*Requirements*. Convert every line of the material below into a JSON list of strings, one string per line, skipping blank lines and leaving out the pictures.

*Entries*.
════════════════════

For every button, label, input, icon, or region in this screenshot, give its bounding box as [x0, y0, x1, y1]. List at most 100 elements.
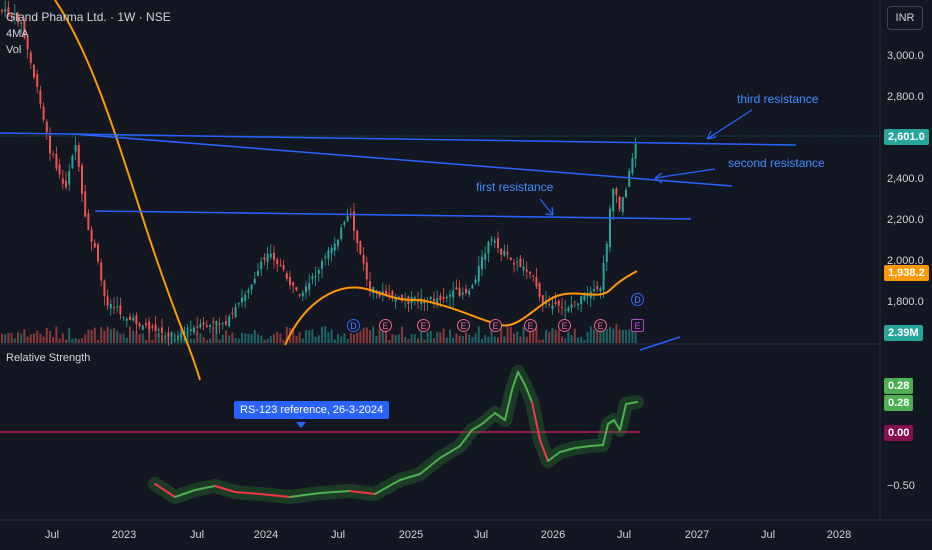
volume-bar: [337, 333, 339, 343]
volume-bar: [573, 328, 576, 343]
volume-bar: [269, 335, 272, 343]
candle-body: [484, 253, 487, 261]
candle-body: [532, 275, 535, 277]
earnings-event-icon[interactable]: E: [524, 319, 537, 332]
candle-body: [87, 213, 90, 231]
indicator-4ma-label[interactable]: 4MA: [6, 28, 29, 40]
symbol-title[interactable]: Gland Pharma Ltd. · 1W · NSE: [6, 10, 171, 24]
volume-bar: [487, 336, 490, 343]
rs-segment: [589, 444, 604, 447]
time-tick: Jul: [189, 529, 205, 541]
candle-body: [551, 305, 554, 309]
earnings-event-icon[interactable]: E: [594, 319, 607, 332]
volume-bar: [26, 336, 29, 343]
volume-bar: [84, 334, 87, 343]
volume-bar: [97, 339, 99, 343]
dividend-event-icon[interactable]: D: [347, 319, 360, 332]
second-resistance-label[interactable]: second resistance: [728, 156, 825, 170]
candle-body: [369, 281, 371, 290]
volume-bar: [42, 336, 45, 343]
candle-body: [276, 258, 279, 265]
candle-body: [145, 323, 147, 326]
candle-body: [564, 309, 567, 311]
volume-bar: [234, 337, 237, 343]
candle-body: [113, 307, 115, 309]
volume-bar: [433, 338, 435, 343]
candle-body: [209, 324, 211, 327]
candle-body: [148, 321, 151, 330]
candle-body: [356, 230, 359, 244]
candle-body: [247, 290, 250, 293]
volume-bar: [455, 333, 458, 343]
indicator-vol-label[interactable]: Vol: [6, 44, 21, 56]
candle-body: [333, 243, 336, 251]
volume-bar: [263, 339, 266, 343]
candle-body: [215, 320, 218, 326]
upcoming-dividend-icon[interactable]: D: [631, 293, 644, 306]
volume-bar: [113, 328, 115, 343]
candle-body: [305, 286, 307, 293]
candle-body: [557, 300, 560, 306]
volume-bar: [151, 339, 154, 343]
candle-body: [365, 262, 368, 280]
volume-bar: [548, 331, 551, 343]
volume-bar: [586, 332, 589, 343]
chart-canvas[interactable]: [0, 0, 932, 550]
candle-body: [535, 277, 538, 287]
volume-bar: [90, 329, 93, 343]
earnings-event-icon[interactable]: E: [379, 319, 392, 332]
candle-body: [33, 65, 35, 78]
volume-bar: [605, 329, 608, 343]
volume-bar: [551, 328, 554, 343]
volume-bar: [250, 334, 253, 343]
volume-bar: [583, 339, 586, 343]
candle-body: [253, 278, 256, 283]
candle-body: [97, 244, 99, 262]
volume-bar: [468, 334, 471, 343]
earnings-event-icon[interactable]: E: [558, 319, 571, 332]
volume-bar: [372, 326, 375, 343]
candle-body: [119, 305, 122, 315]
candle-body: [266, 253, 269, 263]
candle-body: [39, 90, 42, 104]
candle-body: [618, 196, 621, 210]
earnings-event-icon[interactable]: E: [457, 319, 470, 332]
candle-body: [186, 327, 189, 329]
candle-body: [237, 303, 240, 305]
first-resistance-line[interactable]: [94, 210, 692, 220]
time-tick: 2025: [398, 529, 424, 541]
volume-bar: [49, 331, 51, 343]
candle-body: [359, 241, 362, 254]
candle-body: [106, 296, 109, 306]
candle-body: [77, 145, 80, 167]
relative-strength-title[interactable]: Relative Strength: [6, 352, 90, 364]
volume-bar: [295, 335, 298, 343]
earnings-event-icon[interactable]: E: [489, 319, 502, 332]
first-resistance-label[interactable]: first resistance: [476, 180, 553, 194]
time-tick: 2026: [540, 529, 566, 541]
rs-reference-label[interactable]: RS-123 reference, 26-3-2024: [234, 401, 390, 419]
candle-body: [298, 294, 301, 296]
volume-bar: [20, 333, 23, 343]
volume-bar: [218, 339, 221, 343]
candle-body: [567, 307, 570, 312]
candle-body: [631, 158, 634, 174]
candle-body: [138, 323, 141, 327]
currency-button[interactable]: INR: [887, 6, 923, 30]
candle-body: [538, 283, 541, 297]
candle-body: [61, 178, 64, 184]
time-tick: Jul: [330, 529, 346, 541]
candle-body: [260, 261, 263, 269]
third-resistance-label[interactable]: third resistance: [737, 92, 818, 106]
candle-body: [311, 276, 314, 280]
third-resistance-line[interactable]: [0, 132, 797, 146]
rs-value-badge: 0.28: [884, 395, 914, 411]
rs-tick: −0.50: [887, 480, 915, 492]
earnings-event-icon[interactable]: E: [417, 319, 430, 332]
volume-bar: [394, 335, 397, 343]
candle-body: [621, 197, 624, 213]
candle-body: [474, 279, 477, 284]
volume-bar: [417, 338, 419, 343]
upcoming-earnings-icon[interactable]: E: [631, 319, 644, 332]
candle-body: [439, 295, 442, 301]
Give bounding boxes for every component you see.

════════════════════

*Task solution*.
[
  "For every button, label, input, icon, or region in this screenshot, give its bounding box as [x0, y0, x1, y1]. List at most 100 elements.",
  "volume-bar: [337, 333, 339, 343]",
  "volume-bar: [573, 328, 576, 343]",
  "volume-bar: [269, 335, 272, 343]",
  "candle-body: [484, 253, 487, 261]",
  "candle-body: [532, 275, 535, 277]",
  "earnings-event-icon[interactable]: E: [524, 319, 537, 332]",
  "candle-body: [87, 213, 90, 231]",
  "indicator-4ma-label[interactable]: 4MA: [6, 28, 29, 40]",
  "symbol-title[interactable]: Gland Pharma Ltd. · 1W · NSE: [6, 10, 171, 24]",
  "volume-bar: [487, 336, 490, 343]",
  "rs-segment: [589, 444, 604, 447]",
  "time-tick: Jul: [189, 529, 205, 541]",
  "candle-body: [551, 305, 554, 309]",
  "earnings-event-icon[interactable]: E: [594, 319, 607, 332]",
  "volume-bar: [26, 336, 29, 343]",
  "volume-bar: [84, 334, 87, 343]",
  "volume-bar: [97, 339, 99, 343]",
  "dividend-event-icon[interactable]: D: [347, 319, 360, 332]",
  "second-resistance-label[interactable]: second resistance: [728, 156, 825, 170]",
  "candle-body: [369, 281, 371, 290]",
  "volume-bar: [42, 336, 45, 343]",
  "candle-body: [276, 258, 279, 265]",
  "candle-body: [145, 323, 147, 326]",
  "candle-body: [564, 309, 567, 311]",
  "volume-bar: [234, 337, 237, 343]",
  "candle-body: [113, 307, 115, 309]",
  "volume-bar: [433, 338, 435, 343]",
  "candle-body: [209, 324, 211, 327]",
  "candle-body: [148, 321, 151, 330]",
  "candle-body: [356, 230, 359, 244]",
  "candle-body: [247, 290, 250, 293]",
  "volume-bar: [455, 333, 458, 343]",
  "indicator-vol-label[interactable]: Vol: [6, 44, 21, 56]",
  "candle-body: [333, 243, 336, 251]",
  "volume-bar: [263, 339, 266, 343]",
  "candle-body: [215, 320, 218, 326]",
  "upcoming-dividend-icon[interactable]: D: [631, 293, 644, 306]",
  "volume-bar: [113, 328, 115, 343]",
  "candle-body: [305, 286, 307, 293]",
  "candle-body: [557, 300, 560, 306]",
  "volume-bar: [151, 339, 154, 343]",
  "candle-body: [365, 262, 368, 280]",
  "volume-bar: [548, 331, 551, 343]",
  "volume-bar: [586, 332, 589, 343]",
  "chart-canvas[interactable]: [0, 0, 932, 550]",
  "candle-body: [535, 277, 538, 287]",
  "volume-bar: [90, 329, 93, 343]",
  "earnings-event-icon[interactable]: E: [379, 319, 392, 332]",
  "candle-body: [33, 65, 35, 78]",
  "volume-bar: [605, 329, 608, 343]",
  "volume-bar: [551, 328, 554, 343]",
  "volume-bar: [250, 334, 253, 343]",
  "volume-bar: [583, 339, 586, 343]",
  "candle-body: [253, 278, 256, 283]",
  "candle-body: [97, 244, 99, 262]",
  "volume-bar: [468, 334, 471, 343]",
  "earnings-event-icon[interactable]: E: [558, 319, 571, 332]",
  "volume-bar: [372, 326, 375, 343]",
  "candle-body: [119, 305, 122, 315]",
  "candle-body: [266, 253, 269, 263]",
  "candle-body: [39, 90, 42, 104]",
  "candle-body: [618, 196, 621, 210]",
  "earnings-event-icon[interactable]: E: [457, 319, 470, 332]",
  "candle-body: [186, 327, 189, 329]",
  "candle-body: [237, 303, 240, 305]",
  "first-resistance-line[interactable]: [94, 210, 692, 220]",
  "time-tick: 2025: [398, 529, 424, 541]",
  "volume-bar: [49, 331, 51, 343]",
  "candle-body: [359, 241, 362, 254]",
  "candle-body: [106, 296, 109, 306]",
  "candle-body: [77, 145, 80, 167]",
  "relative-strength-title[interactable]: Relative Strength: [6, 352, 90, 364]",
  "volume-bar: [295, 335, 298, 343]",
  "earnings-event-icon[interactable]: E: [489, 319, 502, 332]",
  "first-resistance-label[interactable]: first resistance: [476, 180, 553, 194]",
  "time-tick: 2026: [540, 529, 566, 541]",
  "rs-reference-label[interactable]: RS-123 reference, 26-3-2024: [234, 401, 390, 419]",
  "candle-body: [298, 294, 301, 296]",
  "volume-bar: [20, 333, 23, 343]",
  "volume-bar: [218, 339, 221, 343]",
  "candle-body: [567, 307, 570, 312]",
  "candle-body: [631, 158, 634, 174]",
  "candle-body: [138, 323, 141, 327]",
  "currency-button[interactable]: INR: [887, 6, 923, 30]",
  "candle-body: [538, 283, 541, 297]",
  "candle-body: [61, 178, 64, 184]",
  "time-tick: Jul: [330, 529, 346, 541]",
  "candle-body: [260, 261, 263, 269]",
  "third-resistance-label[interactable]: third resistance: [737, 92, 818, 106]",
  "candle-body: [311, 276, 314, 280]",
  "third-resistance-line[interactable]: [0, 132, 797, 146]",
  "rs-value-badge: 0.28: [884, 395, 914, 411]",
  "rs-tick: −0.50: [887, 480, 915, 492]",
  "earnings-event-icon[interactable]: E: [417, 319, 430, 332]",
  "volume-bar: [394, 335, 397, 343]",
  "candle-body: [621, 197, 624, 213]",
  "candle-body: [474, 279, 477, 284]",
  "volume-bar: [417, 338, 419, 343]",
  "upcoming-earnings-icon[interactable]: E: [631, 319, 644, 332]",
  "candle-body: [439, 295, 442, 301]",
  "Give bounding boxes for every component you see."
]